--- start of EXTRACTED DATA ---

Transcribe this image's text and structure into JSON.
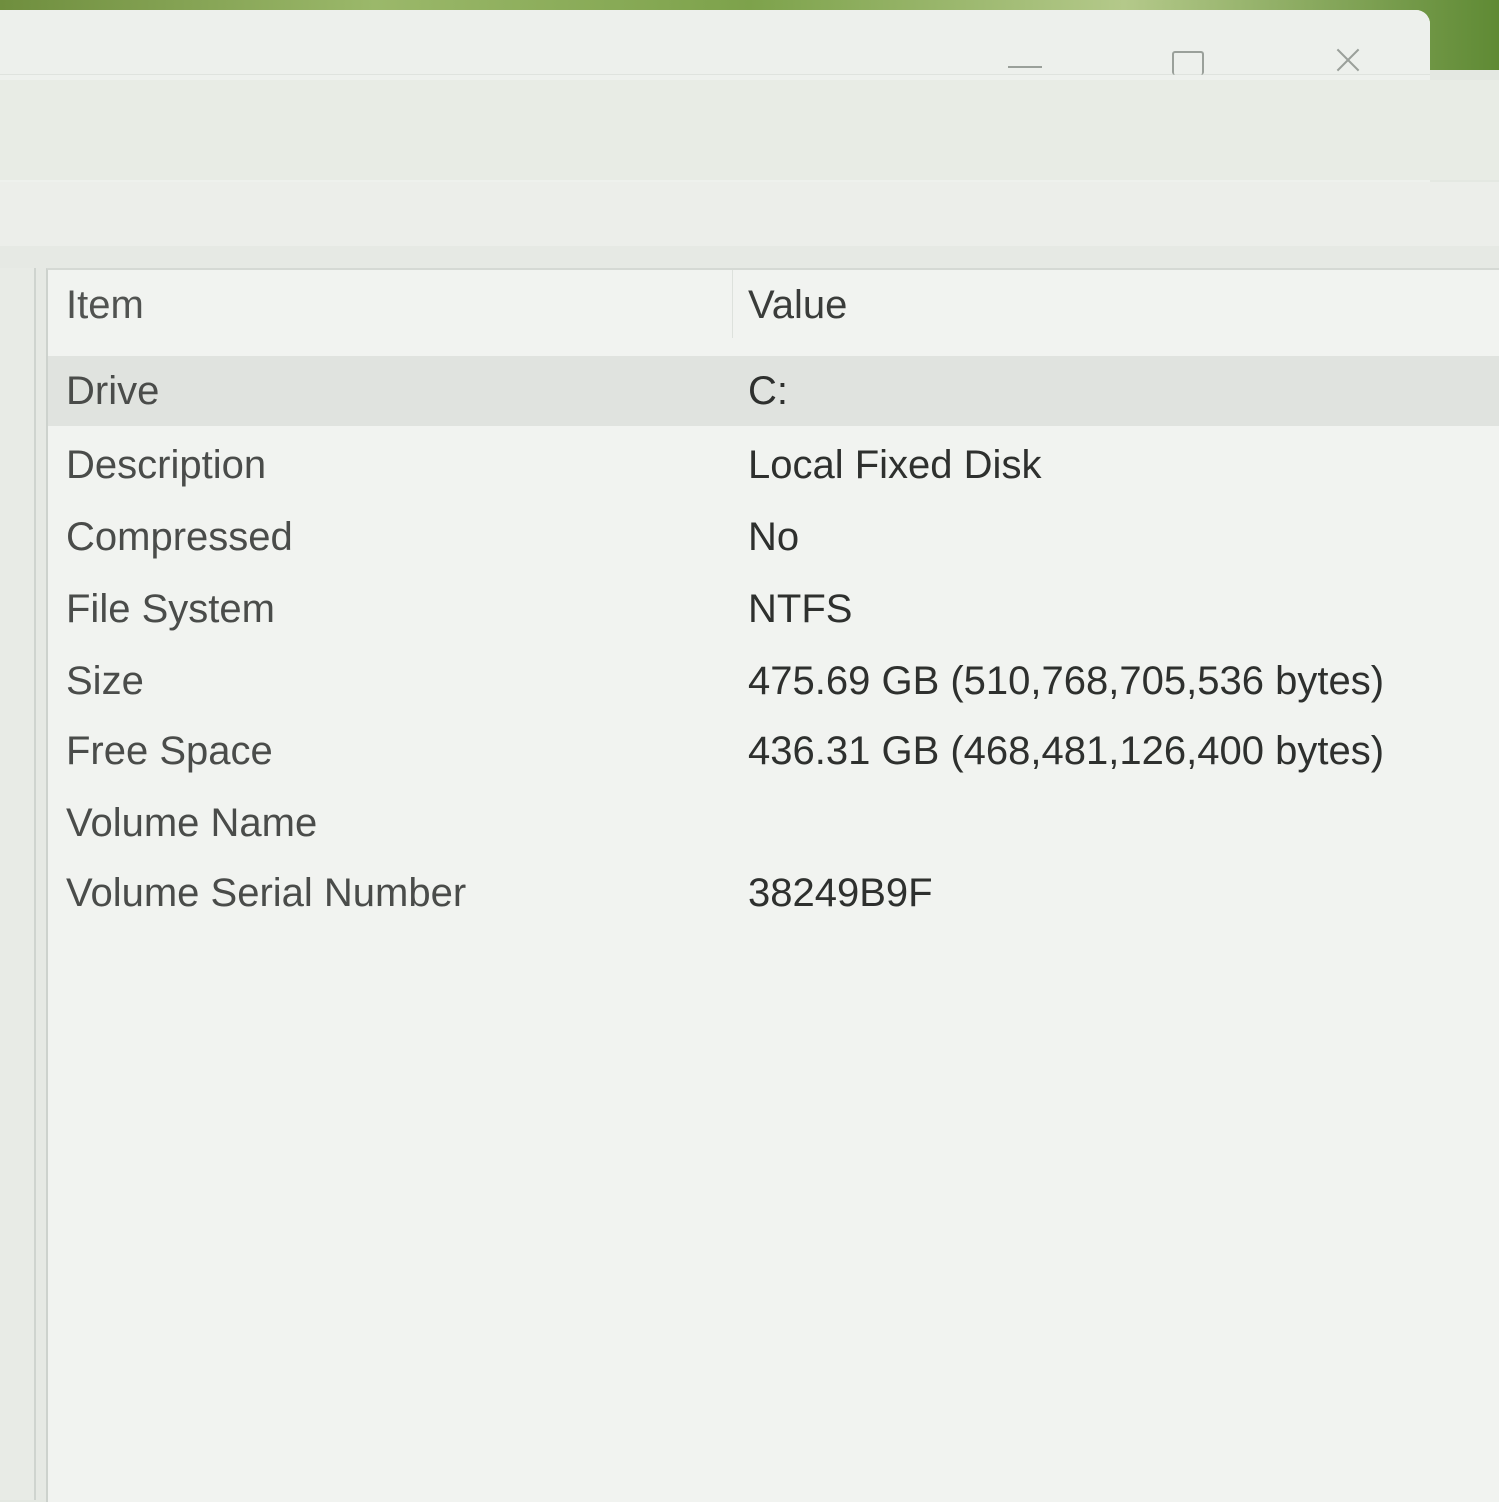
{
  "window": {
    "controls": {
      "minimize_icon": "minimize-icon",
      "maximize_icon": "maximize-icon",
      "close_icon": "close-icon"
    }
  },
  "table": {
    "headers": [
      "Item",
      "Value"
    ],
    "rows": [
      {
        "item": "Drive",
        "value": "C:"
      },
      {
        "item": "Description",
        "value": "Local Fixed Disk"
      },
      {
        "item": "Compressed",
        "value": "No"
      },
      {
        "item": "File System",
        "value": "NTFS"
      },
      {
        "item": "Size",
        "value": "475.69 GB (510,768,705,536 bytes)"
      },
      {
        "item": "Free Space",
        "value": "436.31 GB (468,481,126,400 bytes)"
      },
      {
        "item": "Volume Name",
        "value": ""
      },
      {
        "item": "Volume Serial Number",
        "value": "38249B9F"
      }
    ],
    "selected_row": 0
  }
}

--- end of EXTRACTED DATA ---

__STATED GOAL__. Reproduce the whole listing word for word, setting aside any pictures.

__FINISHED EXERCISE__.
Transcribe this image's text and structure into JSON.
{
  "window": {
    "controls": {
      "minimize_icon": "minimize-icon",
      "maximize_icon": "maximize-icon",
      "close_icon": "close-icon"
    }
  },
  "table": {
    "headers": [
      "Item",
      "Value"
    ],
    "rows": [
      {
        "item": "Drive",
        "value": "C:"
      },
      {
        "item": "Description",
        "value": "Local Fixed Disk"
      },
      {
        "item": "Compressed",
        "value": "No"
      },
      {
        "item": "File System",
        "value": "NTFS"
      },
      {
        "item": "Size",
        "value": "475.69 GB (510,768,705,536 bytes)"
      },
      {
        "item": "Free Space",
        "value": "436.31 GB (468,481,126,400 bytes)"
      },
      {
        "item": "Volume Name",
        "value": ""
      },
      {
        "item": "Volume Serial Number",
        "value": "38249B9F"
      }
    ],
    "selected_row": 0
  }
}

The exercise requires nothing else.